#### [What is asked]
All entries must be extracted exactly, with nothing added or dropped.

>> start Records provided

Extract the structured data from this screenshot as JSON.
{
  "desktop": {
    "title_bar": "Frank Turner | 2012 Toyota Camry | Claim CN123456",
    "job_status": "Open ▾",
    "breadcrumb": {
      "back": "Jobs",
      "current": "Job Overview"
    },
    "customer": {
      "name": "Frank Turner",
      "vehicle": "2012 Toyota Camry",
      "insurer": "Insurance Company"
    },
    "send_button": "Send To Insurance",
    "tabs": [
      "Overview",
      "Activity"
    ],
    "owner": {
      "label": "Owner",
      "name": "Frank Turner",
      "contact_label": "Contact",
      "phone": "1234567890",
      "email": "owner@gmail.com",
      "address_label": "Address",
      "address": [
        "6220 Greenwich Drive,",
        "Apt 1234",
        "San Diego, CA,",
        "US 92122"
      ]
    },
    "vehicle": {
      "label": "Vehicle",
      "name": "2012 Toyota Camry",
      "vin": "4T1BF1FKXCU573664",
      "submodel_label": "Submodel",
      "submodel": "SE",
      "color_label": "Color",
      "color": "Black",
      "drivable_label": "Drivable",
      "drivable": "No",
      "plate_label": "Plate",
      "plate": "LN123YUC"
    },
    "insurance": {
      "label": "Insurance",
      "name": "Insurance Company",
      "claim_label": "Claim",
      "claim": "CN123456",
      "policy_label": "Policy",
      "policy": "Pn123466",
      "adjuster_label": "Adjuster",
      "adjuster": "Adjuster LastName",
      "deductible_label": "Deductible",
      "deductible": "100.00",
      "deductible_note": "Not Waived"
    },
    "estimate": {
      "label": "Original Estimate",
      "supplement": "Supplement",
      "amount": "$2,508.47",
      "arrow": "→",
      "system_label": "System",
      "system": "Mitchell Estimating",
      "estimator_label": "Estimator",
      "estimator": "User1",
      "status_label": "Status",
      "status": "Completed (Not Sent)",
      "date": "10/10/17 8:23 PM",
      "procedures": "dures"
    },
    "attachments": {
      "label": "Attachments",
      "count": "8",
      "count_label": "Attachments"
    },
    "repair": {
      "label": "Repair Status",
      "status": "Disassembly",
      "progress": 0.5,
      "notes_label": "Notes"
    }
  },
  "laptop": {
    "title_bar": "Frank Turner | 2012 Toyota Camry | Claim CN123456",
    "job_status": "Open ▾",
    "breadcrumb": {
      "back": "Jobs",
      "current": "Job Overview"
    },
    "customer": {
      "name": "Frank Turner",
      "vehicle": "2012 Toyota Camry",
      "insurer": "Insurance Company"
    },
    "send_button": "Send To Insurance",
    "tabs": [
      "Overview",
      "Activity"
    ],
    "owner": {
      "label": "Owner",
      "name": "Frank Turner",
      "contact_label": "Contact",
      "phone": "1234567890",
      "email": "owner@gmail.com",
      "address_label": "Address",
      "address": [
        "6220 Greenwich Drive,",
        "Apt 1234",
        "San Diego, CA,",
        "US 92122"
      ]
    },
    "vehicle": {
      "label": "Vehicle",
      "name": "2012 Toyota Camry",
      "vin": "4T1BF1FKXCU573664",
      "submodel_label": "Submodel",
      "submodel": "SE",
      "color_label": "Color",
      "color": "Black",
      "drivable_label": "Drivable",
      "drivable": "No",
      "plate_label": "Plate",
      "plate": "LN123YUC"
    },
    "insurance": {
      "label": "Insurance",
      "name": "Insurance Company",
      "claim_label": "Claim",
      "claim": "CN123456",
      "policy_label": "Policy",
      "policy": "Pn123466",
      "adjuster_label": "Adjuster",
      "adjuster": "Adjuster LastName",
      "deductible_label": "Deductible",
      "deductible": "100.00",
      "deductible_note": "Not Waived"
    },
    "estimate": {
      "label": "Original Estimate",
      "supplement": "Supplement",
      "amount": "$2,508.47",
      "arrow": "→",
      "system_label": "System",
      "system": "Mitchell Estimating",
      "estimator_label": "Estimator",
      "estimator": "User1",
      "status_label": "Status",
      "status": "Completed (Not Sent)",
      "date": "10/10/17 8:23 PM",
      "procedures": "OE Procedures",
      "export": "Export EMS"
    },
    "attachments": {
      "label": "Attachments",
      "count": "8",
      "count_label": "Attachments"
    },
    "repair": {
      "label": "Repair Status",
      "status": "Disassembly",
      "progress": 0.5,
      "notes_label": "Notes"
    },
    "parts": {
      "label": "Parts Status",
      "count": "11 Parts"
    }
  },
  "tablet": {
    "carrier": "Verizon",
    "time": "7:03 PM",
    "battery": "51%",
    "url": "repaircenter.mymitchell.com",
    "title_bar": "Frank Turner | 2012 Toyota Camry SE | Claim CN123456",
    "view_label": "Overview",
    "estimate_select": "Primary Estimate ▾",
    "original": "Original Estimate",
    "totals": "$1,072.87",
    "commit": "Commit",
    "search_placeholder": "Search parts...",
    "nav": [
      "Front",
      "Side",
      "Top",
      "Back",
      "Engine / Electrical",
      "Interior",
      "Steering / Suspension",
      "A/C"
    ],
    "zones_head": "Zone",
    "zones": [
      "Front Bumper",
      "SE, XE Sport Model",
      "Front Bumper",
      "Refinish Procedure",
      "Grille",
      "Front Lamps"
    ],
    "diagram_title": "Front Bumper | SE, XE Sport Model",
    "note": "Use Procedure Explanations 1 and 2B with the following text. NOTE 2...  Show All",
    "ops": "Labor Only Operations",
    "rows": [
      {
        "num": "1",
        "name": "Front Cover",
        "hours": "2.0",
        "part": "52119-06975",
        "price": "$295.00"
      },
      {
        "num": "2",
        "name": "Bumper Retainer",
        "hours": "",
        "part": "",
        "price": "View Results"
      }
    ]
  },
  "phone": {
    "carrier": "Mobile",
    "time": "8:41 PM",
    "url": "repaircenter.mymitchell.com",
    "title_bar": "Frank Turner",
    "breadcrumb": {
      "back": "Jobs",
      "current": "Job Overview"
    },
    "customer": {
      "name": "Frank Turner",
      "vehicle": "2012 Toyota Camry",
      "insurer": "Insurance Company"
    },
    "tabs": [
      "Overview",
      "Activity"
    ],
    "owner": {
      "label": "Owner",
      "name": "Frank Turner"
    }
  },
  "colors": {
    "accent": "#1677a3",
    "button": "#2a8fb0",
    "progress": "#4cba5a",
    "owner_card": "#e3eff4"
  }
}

>> end Records provided

#### [Response to the task]
Extract the structured data from this screenshot as JSON.
{
  "desktop": {
    "title_bar": "Frank Turner | 2012 Toyota Camry | Claim CN123456",
    "job_status": "Open ▾",
    "breadcrumb": {
      "back": "Jobs",
      "current": "Job Overview"
    },
    "customer": {
      "name": "Frank Turner",
      "vehicle": "2012 Toyota Camry",
      "insurer": "Insurance Company"
    },
    "send_button": "Send To Insurance",
    "tabs": [
      "Overview",
      "Activity"
    ],
    "owner": {
      "label": "Owner",
      "name": "Frank Turner",
      "contact_label": "Contact",
      "phone": "1234567890",
      "email": "owner@gmail.com",
      "address_label": "Address",
      "address": [
        "6220 Greenwich Drive,",
        "Apt 1234",
        "San Diego, CA,",
        "US 92122"
      ]
    },
    "vehicle": {
      "label": "Vehicle",
      "name": "2012 Toyota Camry",
      "vin": "4T1BF1FKXCU573664",
      "submodel_label": "Submodel",
      "submodel": "SE",
      "color_label": "Color",
      "color": "Black",
      "drivable_label": "Drivable",
      "drivable": "No",
      "plate_label": "Plate",
      "plate": "LN123YUC"
    },
    "insurance": {
      "label": "Insurance",
      "name": "Insurance Company",
      "claim_label": "Claim",
      "claim": "CN123456",
      "policy_label": "Policy",
      "policy": "Pn123466",
      "adjuster_label": "Adjuster",
      "adjuster": "Adjuster LastName",
      "deductible_label": "Deductible",
      "deductible": "100.00",
      "deductible_note": "Not Waived"
    },
    "estimate": {
      "label": "Original Estimate",
      "supplement": "Supplement",
      "amount": "$2,508.47",
      "arrow": "→",
      "system_label": "System",
      "system": "Mitchell Estimating",
      "estimator_label": "Estimator",
      "estimator": "User1",
      "status_label": "Status",
      "status": "Completed (Not Sent)",
      "date": "10/10/17 8:23 PM",
      "procedures": "dures"
    },
    "attachments": {
      "label": "Attachments",
      "count": "8",
      "count_label": "Attachments"
    },
    "repair": {
      "label": "Repair Status",
      "status": "Disassembly",
      "progress": 0.5,
      "notes_label": "Notes"
    }
  },
  "laptop": {
    "title_bar": "Frank Turner | 2012 Toyota Camry | Claim CN123456",
    "job_status": "Open ▾",
    "breadcrumb": {
      "back": "Jobs",
      "current": "Job Overview"
    },
    "customer": {
      "name": "Frank Turner",
      "vehicle": "2012 Toyota Camry",
      "insurer": "Insurance Company"
    },
    "send_button": "Send To Insurance",
    "tabs": [
      "Overview",
      "Activity"
    ],
    "owner": {
      "label": "Owner",
      "name": "Frank Turner",
      "contact_label": "Contact",
      "phone": "1234567890",
      "email": "owner@gmail.com",
      "address_label": "Address",
      "address": [
        "6220 Greenwich Drive,",
        "Apt 1234",
        "San Diego, CA,",
        "US 92122"
      ]
    },
    "vehicle": {
      "label": "Vehicle",
      "name": "2012 Toyota Camry",
      "vin": "4T1BF1FKXCU573664",
      "submodel_label": "Submodel",
      "submodel": "SE",
      "color_label": "Color",
      "color": "Black",
      "drivable_label": "Drivable",
      "drivable": "No",
      "plate_label": "Plate",
      "plate": "LN123YUC"
    },
    "insurance": {
      "label": "Insurance",
      "name": "Insurance Company",
      "claim_label": "Claim",
      "claim": "CN123456",
      "policy_label": "Policy",
      "policy": "Pn123466",
      "adjuster_label": "Adjuster",
      "adjuster": "Adjuster LastName",
      "deductible_label": "Deductible",
      "deductible": "100.00",
      "deductible_note": "Not Waived"
    },
    "estimate": {
      "label": "Original Estimate",
      "supplement": "Supplement",
      "amount": "$2,508.47",
      "arrow": "→",
      "system_label": "System",
      "system": "Mitchell Estimating",
      "estimator_label": "Estimator",
      "estimator": "User1",
      "status_label": "Status",
      "status": "Completed (Not Sent)",
      "date": "10/10/17 8:23 PM",
      "procedures": "OE Procedures",
      "export": "Export EMS"
    },
    "attachments": {
      "label": "Attachments",
      "count": "8",
      "count_label": "Attachments"
    },
    "repair": {
      "label": "Repair Status",
      "status": "Disassembly",
      "progress": 0.5,
      "notes_label": "Notes"
    },
    "parts": {
      "label": "Parts Status",
      "count": "11 Parts"
    }
  },
  "tablet": {
    "carrier": "Verizon",
    "time": "7:03 PM",
    "battery": "51%",
    "url": "repaircenter.mymitchell.com",
    "title_bar": "Frank Turner | 2012 Toyota Camry SE | Claim CN123456",
    "view_label": "Overview",
    "estimate_select": "Primary Estimate ▾",
    "original": "Original Estimate",
    "totals": "$1,072.87",
    "commit": "Commit",
    "search_placeholder": "Search parts...",
    "nav": [
      "Front",
      "Side",
      "Top",
      "Back",
      "Engine / Electrical",
      "Interior",
      "Steering / Suspension",
      "A/C"
    ],
    "zones_head": "Zone",
    "zones": [
      "Front Bumper",
      "SE, XE Sport Model",
      "Front Bumper",
      "Refinish Procedure",
      "Grille",
      "Front Lamps"
    ],
    "diagram_title": "Front Bumper | SE, XE Sport Model",
    "note": "Use Procedure Explanations 1 and 2B with the following text. NOTE 2...  Show All",
    "ops": "Labor Only Operations",
    "rows": [
      {
        "num": "1",
        "name": "Front Cover",
        "hours": "2.0",
        "part": "52119-06975",
        "price": "$295.00"
      },
      {
        "num": "2",
        "name": "Bumper Retainer",
        "hours": "",
        "part": "",
        "price": "View Results"
      }
    ]
  },
  "phone": {
    "carrier": "Mobile",
    "time": "8:41 PM",
    "url": "repaircenter.mymitchell.com",
    "title_bar": "Frank Turner",
    "breadcrumb": {
      "back": "Jobs",
      "current": "Job Overview"
    },
    "customer": {
      "name": "Frank Turner",
      "vehicle": "2012 Toyota Camry",
      "insurer": "Insurance Company"
    },
    "tabs": [
      "Overview",
      "Activity"
    ],
    "owner": {
      "label": "Owner",
      "name": "Frank Turner"
    }
  },
  "colors": {
    "accent": "#1677a3",
    "button": "#2a8fb0",
    "progress": "#4cba5a",
    "owner_card": "#e3eff4"
  }
}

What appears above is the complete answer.